Goal of the exercise: Search the records below for the word "cache" and show every line where it occurs.

Dataset records:

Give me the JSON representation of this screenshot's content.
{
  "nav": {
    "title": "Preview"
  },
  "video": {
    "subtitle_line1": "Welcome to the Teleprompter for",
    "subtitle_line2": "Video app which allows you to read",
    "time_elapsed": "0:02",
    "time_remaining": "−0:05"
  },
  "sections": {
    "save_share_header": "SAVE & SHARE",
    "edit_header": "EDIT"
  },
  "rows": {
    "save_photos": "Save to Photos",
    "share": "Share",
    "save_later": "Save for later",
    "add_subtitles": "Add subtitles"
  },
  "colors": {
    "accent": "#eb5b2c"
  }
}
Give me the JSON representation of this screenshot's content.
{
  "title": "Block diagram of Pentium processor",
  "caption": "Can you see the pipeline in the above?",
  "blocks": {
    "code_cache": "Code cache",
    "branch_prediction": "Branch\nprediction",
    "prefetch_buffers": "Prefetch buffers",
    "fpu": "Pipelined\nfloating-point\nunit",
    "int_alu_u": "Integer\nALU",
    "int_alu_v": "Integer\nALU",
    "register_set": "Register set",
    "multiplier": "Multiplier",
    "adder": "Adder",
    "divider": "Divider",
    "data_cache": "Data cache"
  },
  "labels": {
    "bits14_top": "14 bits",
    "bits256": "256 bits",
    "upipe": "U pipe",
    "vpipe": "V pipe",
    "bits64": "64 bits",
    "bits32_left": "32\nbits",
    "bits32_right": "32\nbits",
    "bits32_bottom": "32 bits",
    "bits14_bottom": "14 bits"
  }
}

The result:
    "code_cache": "Code cache",
    "data_cache": "Data cache"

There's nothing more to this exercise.